**Aim of the task:** Find the lines below that contain the word "Fuel" and count them. Only the number should be given.

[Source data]
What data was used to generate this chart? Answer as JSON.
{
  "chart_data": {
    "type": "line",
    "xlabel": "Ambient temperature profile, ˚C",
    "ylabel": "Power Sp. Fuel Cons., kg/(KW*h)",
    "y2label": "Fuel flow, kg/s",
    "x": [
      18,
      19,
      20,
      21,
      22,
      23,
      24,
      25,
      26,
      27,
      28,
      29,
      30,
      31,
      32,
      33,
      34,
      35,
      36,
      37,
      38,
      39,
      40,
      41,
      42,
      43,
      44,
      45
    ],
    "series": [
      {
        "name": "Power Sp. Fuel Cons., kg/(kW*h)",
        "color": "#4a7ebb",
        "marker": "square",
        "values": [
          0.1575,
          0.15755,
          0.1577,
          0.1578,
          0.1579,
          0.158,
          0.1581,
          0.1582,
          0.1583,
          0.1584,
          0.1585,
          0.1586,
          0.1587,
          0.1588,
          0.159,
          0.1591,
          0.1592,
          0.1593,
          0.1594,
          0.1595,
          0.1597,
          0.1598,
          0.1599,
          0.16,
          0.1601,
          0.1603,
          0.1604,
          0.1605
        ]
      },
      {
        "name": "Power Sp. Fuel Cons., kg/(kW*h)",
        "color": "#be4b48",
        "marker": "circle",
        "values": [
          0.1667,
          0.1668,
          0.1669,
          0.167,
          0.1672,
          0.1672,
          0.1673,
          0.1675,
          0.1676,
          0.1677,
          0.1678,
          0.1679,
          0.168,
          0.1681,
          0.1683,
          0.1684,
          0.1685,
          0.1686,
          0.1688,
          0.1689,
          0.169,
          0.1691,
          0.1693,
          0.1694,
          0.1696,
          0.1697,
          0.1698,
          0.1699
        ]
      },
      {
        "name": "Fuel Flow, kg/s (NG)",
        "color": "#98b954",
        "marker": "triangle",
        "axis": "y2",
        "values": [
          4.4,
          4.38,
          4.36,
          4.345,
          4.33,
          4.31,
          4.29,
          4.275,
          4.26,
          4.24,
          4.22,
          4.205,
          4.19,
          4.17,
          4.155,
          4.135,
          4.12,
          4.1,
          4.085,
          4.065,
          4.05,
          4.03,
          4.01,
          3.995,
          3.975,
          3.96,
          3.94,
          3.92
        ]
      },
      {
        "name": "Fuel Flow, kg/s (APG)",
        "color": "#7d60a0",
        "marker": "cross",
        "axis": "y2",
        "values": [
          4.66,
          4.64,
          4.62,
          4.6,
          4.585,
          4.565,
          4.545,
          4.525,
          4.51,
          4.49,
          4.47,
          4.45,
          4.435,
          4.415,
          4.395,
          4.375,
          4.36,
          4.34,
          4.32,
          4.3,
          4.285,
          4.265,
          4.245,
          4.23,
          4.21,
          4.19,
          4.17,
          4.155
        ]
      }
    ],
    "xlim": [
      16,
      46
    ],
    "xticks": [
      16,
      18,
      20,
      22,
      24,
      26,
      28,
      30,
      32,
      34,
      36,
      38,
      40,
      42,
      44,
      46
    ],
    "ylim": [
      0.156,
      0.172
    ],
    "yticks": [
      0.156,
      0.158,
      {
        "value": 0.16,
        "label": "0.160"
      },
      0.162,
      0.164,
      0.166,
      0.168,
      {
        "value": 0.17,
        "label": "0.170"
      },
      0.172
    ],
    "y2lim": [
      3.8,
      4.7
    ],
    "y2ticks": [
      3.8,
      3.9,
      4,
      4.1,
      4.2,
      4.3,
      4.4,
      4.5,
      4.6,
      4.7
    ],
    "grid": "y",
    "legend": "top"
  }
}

**Solution to this problem:** 6